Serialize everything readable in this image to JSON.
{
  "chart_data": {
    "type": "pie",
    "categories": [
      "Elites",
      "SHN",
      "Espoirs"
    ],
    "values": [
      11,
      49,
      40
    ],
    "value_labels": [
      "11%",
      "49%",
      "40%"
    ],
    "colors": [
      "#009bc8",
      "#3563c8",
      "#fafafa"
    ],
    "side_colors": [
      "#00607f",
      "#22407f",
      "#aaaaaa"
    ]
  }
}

────

**PROBLEM TO SOLVE**
Restate the data above word for word.

**WRITTEN REPLY**
Serialize everything readable in this image to JSON.
{
  "chart_data": {
    "type": "pie",
    "categories": [
      "Elites",
      "SHN",
      "Espoirs"
    ],
    "values": [
      11,
      49,
      40
    ],
    "value_labels": [
      "11%",
      "49%",
      "40%"
    ],
    "colors": [
      "#009bc8",
      "#3563c8",
      "#fafafa"
    ],
    "side_colors": [
      "#00607f",
      "#22407f",
      "#aaaaaa"
    ]
  }
}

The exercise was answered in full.